Dataset records
----------

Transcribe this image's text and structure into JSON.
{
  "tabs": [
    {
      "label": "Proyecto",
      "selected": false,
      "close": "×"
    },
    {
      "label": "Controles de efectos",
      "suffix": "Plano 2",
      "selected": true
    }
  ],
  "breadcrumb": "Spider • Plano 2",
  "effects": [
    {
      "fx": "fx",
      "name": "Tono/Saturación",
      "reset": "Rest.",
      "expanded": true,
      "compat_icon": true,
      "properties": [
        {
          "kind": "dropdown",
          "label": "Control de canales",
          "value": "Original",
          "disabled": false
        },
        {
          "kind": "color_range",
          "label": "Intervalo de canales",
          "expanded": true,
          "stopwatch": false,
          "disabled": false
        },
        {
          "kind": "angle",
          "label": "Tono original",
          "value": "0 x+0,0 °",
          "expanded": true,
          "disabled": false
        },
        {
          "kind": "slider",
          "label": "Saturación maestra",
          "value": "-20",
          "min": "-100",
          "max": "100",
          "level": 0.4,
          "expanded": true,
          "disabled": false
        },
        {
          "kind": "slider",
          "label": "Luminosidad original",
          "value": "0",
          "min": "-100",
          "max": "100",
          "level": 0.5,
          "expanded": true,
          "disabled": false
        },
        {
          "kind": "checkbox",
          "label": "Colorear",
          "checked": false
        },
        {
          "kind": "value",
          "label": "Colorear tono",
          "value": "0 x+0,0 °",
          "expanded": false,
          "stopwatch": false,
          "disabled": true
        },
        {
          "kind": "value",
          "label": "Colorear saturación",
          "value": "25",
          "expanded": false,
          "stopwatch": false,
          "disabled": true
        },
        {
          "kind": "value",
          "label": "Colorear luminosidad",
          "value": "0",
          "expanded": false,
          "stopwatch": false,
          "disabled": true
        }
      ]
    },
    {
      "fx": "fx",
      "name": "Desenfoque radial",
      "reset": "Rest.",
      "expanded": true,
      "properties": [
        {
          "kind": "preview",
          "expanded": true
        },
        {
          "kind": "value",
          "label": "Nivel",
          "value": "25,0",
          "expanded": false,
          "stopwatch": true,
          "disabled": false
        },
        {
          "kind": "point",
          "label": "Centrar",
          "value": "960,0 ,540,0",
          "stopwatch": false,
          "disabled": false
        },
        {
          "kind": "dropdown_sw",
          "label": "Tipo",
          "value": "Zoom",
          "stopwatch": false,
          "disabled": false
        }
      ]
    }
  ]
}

----------

■ Requirements ■
Every line above should be written out again exactly as it stands.

■ Solution to the exercise ■
Transcribe this image's text and structure into JSON.
{
  "tabs": [
    {
      "label": "Proyecto",
      "selected": false,
      "close": "×"
    },
    {
      "label": "Controles de efectos",
      "suffix": "Plano 2",
      "selected": true
    }
  ],
  "breadcrumb": "Spider • Plano 2",
  "effects": [
    {
      "fx": "fx",
      "name": "Tono/Saturación",
      "reset": "Rest.",
      "expanded": true,
      "compat_icon": true,
      "properties": [
        {
          "kind": "dropdown",
          "label": "Control de canales",
          "value": "Original",
          "disabled": false
        },
        {
          "kind": "color_range",
          "label": "Intervalo de canales",
          "expanded": true,
          "stopwatch": false,
          "disabled": false
        },
        {
          "kind": "angle",
          "label": "Tono original",
          "value": "0 x+0,0 °",
          "expanded": true,
          "disabled": false
        },
        {
          "kind": "slider",
          "label": "Saturación maestra",
          "value": "-20",
          "min": "-100",
          "max": "100",
          "level": 0.4,
          "expanded": true,
          "disabled": false
        },
        {
          "kind": "slider",
          "label": "Luminosidad original",
          "value": "0",
          "min": "-100",
          "max": "100",
          "level": 0.5,
          "expanded": true,
          "disabled": false
        },
        {
          "kind": "checkbox",
          "label": "Colorear",
          "checked": false
        },
        {
          "kind": "value",
          "label": "Colorear tono",
          "value": "0 x+0,0 °",
          "expanded": false,
          "stopwatch": false,
          "disabled": true
        },
        {
          "kind": "value",
          "label": "Colorear saturación",
          "value": "25",
          "expanded": false,
          "stopwatch": false,
          "disabled": true
        },
        {
          "kind": "value",
          "label": "Colorear luminosidad",
          "value": "0",
          "expanded": false,
          "stopwatch": false,
          "disabled": true
        }
      ]
    },
    {
      "fx": "fx",
      "name": "Desenfoque radial",
      "reset": "Rest.",
      "expanded": true,
      "properties": [
        {
          "kind": "preview",
          "expanded": true
        },
        {
          "kind": "value",
          "label": "Nivel",
          "value": "25,0",
          "expanded": false,
          "stopwatch": true,
          "disabled": false
        },
        {
          "kind": "point",
          "label": "Centrar",
          "value": "960,0 ,540,0",
          "stopwatch": false,
          "disabled": false
        },
        {
          "kind": "dropdown_sw",
          "label": "Tipo",
          "value": "Zoom",
          "stopwatch": false,
          "disabled": false
        }
      ]
    }
  ]
}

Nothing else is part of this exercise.